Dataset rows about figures
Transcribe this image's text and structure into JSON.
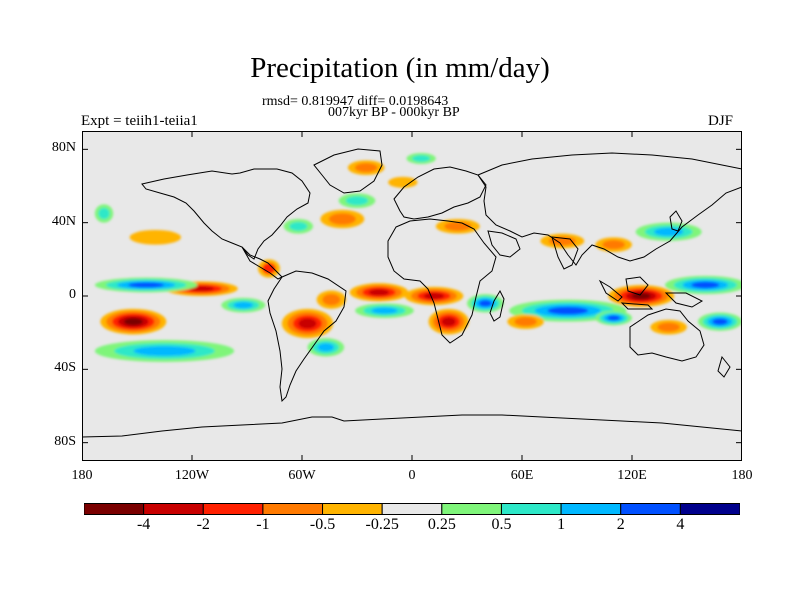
{
  "figure": {
    "title": "Precipitation (in mm/day)",
    "stats_line": "rmsd= 0.819947 diff= 0.0198643",
    "period_line": "007kyr BP - 000kyr BP",
    "experiment_label": "Expt = teiih1-teiia1",
    "season_label": "DJF"
  },
  "axes": {
    "lat_ticks": [
      {
        "label": "80N",
        "lat": 80
      },
      {
        "label": "40N",
        "lat": 40
      },
      {
        "label": "0",
        "lat": 0
      },
      {
        "label": "40S",
        "lat": -40
      },
      {
        "label": "80S",
        "lat": -80
      }
    ],
    "lon_ticks": [
      {
        "label": "180",
        "lon": -180
      },
      {
        "label": "120W",
        "lon": -120
      },
      {
        "label": "60W",
        "lon": -60
      },
      {
        "label": "0",
        "lon": 0
      },
      {
        "label": "60E",
        "lon": 60
      },
      {
        "label": "120E",
        "lon": 120
      },
      {
        "label": "180",
        "lon": 180
      }
    ],
    "lon_range": [
      -180,
      180
    ],
    "lat_range": [
      -90,
      90
    ]
  },
  "colorbar": {
    "colors": [
      "#7a0000",
      "#c80000",
      "#ff2000",
      "#ff7a00",
      "#ffb400",
      "#e8e8e8",
      "#7ff57a",
      "#2de8c8",
      "#00b8ff",
      "#0050ff",
      "#00008c"
    ],
    "labels": [
      {
        "text": "-4",
        "after_box": 1
      },
      {
        "text": "-2",
        "after_box": 2
      },
      {
        "text": "-1",
        "after_box": 3
      },
      {
        "text": "-0.5",
        "after_box": 4
      },
      {
        "text": "-0.25",
        "after_box": 5
      },
      {
        "text": "0.25",
        "after_box": 6
      },
      {
        "text": "0.5",
        "after_box": 7
      },
      {
        "text": "1",
        "after_box": 8
      },
      {
        "text": "2",
        "after_box": 9
      },
      {
        "text": "4",
        "after_box": 10
      }
    ]
  },
  "anomaly_fields": [
    {
      "name": "S Pacific west dry",
      "lon": -152,
      "lat": -14,
      "rx": 18,
      "ry": 7,
      "levels": [
        "#ffb400",
        "#ff7a00",
        "#ff2000",
        "#c80000",
        "#7a0000"
      ]
    },
    {
      "name": "E Pacific ITCZ dry",
      "lon": -115,
      "lat": 4,
      "rx": 20,
      "ry": 4,
      "levels": [
        "#ffb400",
        "#ff7a00",
        "#ff2000",
        "#c80000"
      ]
    },
    {
      "name": "Central Pacific wet band",
      "lon": -145,
      "lat": 6,
      "rx": 28,
      "ry": 4,
      "levels": [
        "#7ff57a",
        "#2de8c8",
        "#00b8ff",
        "#0050ff"
      ]
    },
    {
      "name": "S Pacific wet band",
      "lon": -135,
      "lat": -30,
      "rx": 38,
      "ry": 6,
      "levels": [
        "#7ff57a",
        "#2de8c8",
        "#00b8ff"
      ]
    },
    {
      "name": "NE Pacific dry",
      "lon": -140,
      "lat": 32,
      "rx": 14,
      "ry": 4,
      "levels": [
        "#ffb400"
      ]
    },
    {
      "name": "E Pacific wet",
      "lon": -92,
      "lat": -5,
      "rx": 12,
      "ry": 4,
      "levels": [
        "#7ff57a",
        "#2de8c8",
        "#00b8ff"
      ]
    },
    {
      "name": "Caribbean dry",
      "lon": -78,
      "lat": 15,
      "rx": 6,
      "ry": 5,
      "levels": [
        "#ffb400",
        "#ff2000"
      ]
    },
    {
      "name": "Amazon dry",
      "lon": -57,
      "lat": -15,
      "rx": 14,
      "ry": 8,
      "levels": [
        "#ffb400",
        "#ff7a00",
        "#ff2000",
        "#c80000"
      ]
    },
    {
      "name": "NE Brazil dry",
      "lon": -44,
      "lat": -2,
      "rx": 8,
      "ry": 5,
      "levels": [
        "#ffb400",
        "#ff7a00"
      ]
    },
    {
      "name": "S America wet",
      "lon": -47,
      "lat": -28,
      "rx": 10,
      "ry": 5,
      "levels": [
        "#7ff57a",
        "#2de8c8",
        "#00b8ff"
      ]
    },
    {
      "name": "Tropical Atlantic dry",
      "lon": -18,
      "lat": 2,
      "rx": 16,
      "ry": 5,
      "levels": [
        "#ffb400",
        "#ff7a00",
        "#ff2000",
        "#c80000"
      ]
    },
    {
      "name": "S Atlantic wet",
      "lon": -15,
      "lat": -8,
      "rx": 16,
      "ry": 4,
      "levels": [
        "#7ff57a",
        "#2de8c8",
        "#00b8ff"
      ]
    },
    {
      "name": "West Africa dry",
      "lon": 12,
      "lat": 0,
      "rx": 16,
      "ry": 5,
      "levels": [
        "#ffb400",
        "#ff7a00",
        "#ff2000",
        "#c80000"
      ]
    },
    {
      "name": "Central Africa dry",
      "lon": 20,
      "lat": -14,
      "rx": 11,
      "ry": 7,
      "levels": [
        "#ffb400",
        "#ff7a00",
        "#ff2000",
        "#c80000"
      ]
    },
    {
      "name": "East Africa wet",
      "lon": 40,
      "lat": -4,
      "rx": 10,
      "ry": 5,
      "levels": [
        "#7ff57a",
        "#2de8c8",
        "#00b8ff",
        "#0050ff"
      ]
    },
    {
      "name": "Indian Ocean wet band",
      "lon": 85,
      "lat": -8,
      "rx": 32,
      "ry": 6,
      "levels": [
        "#7ff57a",
        "#2de8c8",
        "#00b8ff",
        "#0050ff"
      ]
    },
    {
      "name": "S Indian Ocean dry",
      "lon": 62,
      "lat": -14,
      "rx": 10,
      "ry": 4,
      "levels": [
        "#ffb400",
        "#ff7a00"
      ]
    },
    {
      "name": "Maritime Continent dry",
      "lon": 125,
      "lat": 0,
      "rx": 18,
      "ry": 6,
      "levels": [
        "#ffb400",
        "#ff7a00",
        "#ff2000",
        "#c80000",
        "#7a0000"
      ]
    },
    {
      "name": "Maritime Continent wet",
      "lon": 110,
      "lat": -12,
      "rx": 10,
      "ry": 4,
      "levels": [
        "#7ff57a",
        "#2de8c8",
        "#00b8ff",
        "#0050ff"
      ]
    },
    {
      "name": "West Pacific wet",
      "lon": 160,
      "lat": 6,
      "rx": 22,
      "ry": 5,
      "levels": [
        "#7ff57a",
        "#2de8c8",
        "#00b8ff",
        "#0050ff"
      ]
    },
    {
      "name": "SW Pacific wet",
      "lon": 168,
      "lat": -14,
      "rx": 12,
      "ry": 5,
      "levels": [
        "#7ff57a",
        "#2de8c8",
        "#00b8ff",
        "#0050ff"
      ]
    },
    {
      "name": "N Australia dry",
      "lon": 140,
      "lat": -17,
      "rx": 10,
      "ry": 4,
      "levels": [
        "#ffb400",
        "#ff7a00"
      ]
    },
    {
      "name": "Kuroshio wet",
      "lon": 140,
      "lat": 35,
      "rx": 18,
      "ry": 5,
      "levels": [
        "#7ff57a",
        "#2de8c8",
        "#00b8ff"
      ]
    },
    {
      "name": "East Asia dry",
      "lon": 110,
      "lat": 28,
      "rx": 10,
      "ry": 4,
      "levels": [
        "#ffb400",
        "#ff7a00"
      ]
    },
    {
      "name": "Himalaya dry",
      "lon": 82,
      "lat": 30,
      "rx": 12,
      "ry": 4,
      "levels": [
        "#ffb400",
        "#ff7a00"
      ]
    },
    {
      "name": "Mediterranean dry",
      "lon": 25,
      "lat": 38,
      "rx": 12,
      "ry": 4,
      "levels": [
        "#ffb400",
        "#ff7a00"
      ]
    },
    {
      "name": "N Atlantic dry",
      "lon": -38,
      "lat": 42,
      "rx": 12,
      "ry": 5,
      "levels": [
        "#ffb400",
        "#ff7a00"
      ]
    },
    {
      "name": "N Atlantic wet",
      "lon": -30,
      "lat": 52,
      "rx": 10,
      "ry": 4,
      "levels": [
        "#7ff57a",
        "#2de8c8"
      ]
    },
    {
      "name": "Gulf Stream wet",
      "lon": -62,
      "lat": 38,
      "rx": 8,
      "ry": 4,
      "levels": [
        "#7ff57a",
        "#2de8c8"
      ]
    },
    {
      "name": "Greenland dry",
      "lon": -25,
      "lat": 70,
      "rx": 10,
      "ry": 4,
      "levels": [
        "#ffb400",
        "#ff7a00"
      ]
    },
    {
      "name": "Arctic wet",
      "lon": 5,
      "lat": 75,
      "rx": 8,
      "ry": 3,
      "levels": [
        "#7ff57a",
        "#2de8c8"
      ]
    },
    {
      "name": "Arctic dry",
      "lon": -5,
      "lat": 62,
      "rx": 8,
      "ry": 3,
      "levels": [
        "#ffb400"
      ]
    },
    {
      "name": "NE Pacific wet",
      "lon": -168,
      "lat": 45,
      "rx": 5,
      "ry": 5,
      "levels": [
        "#7ff57a",
        "#2de8c8"
      ]
    }
  ]
}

Exercise objective:
Which lines contain the word "text"? Copy each of them.

Result of this task:
Transcribe this image's text and structure into JSON.
        "text": "-4",
        "text": "-2",
        "text": "-1",
        "text": "-0.5",
        "text": "-0.25",
        "text": "0.25",
        "text": "0.5",
        "text": "1",
        "text": "2",
        "text": "4",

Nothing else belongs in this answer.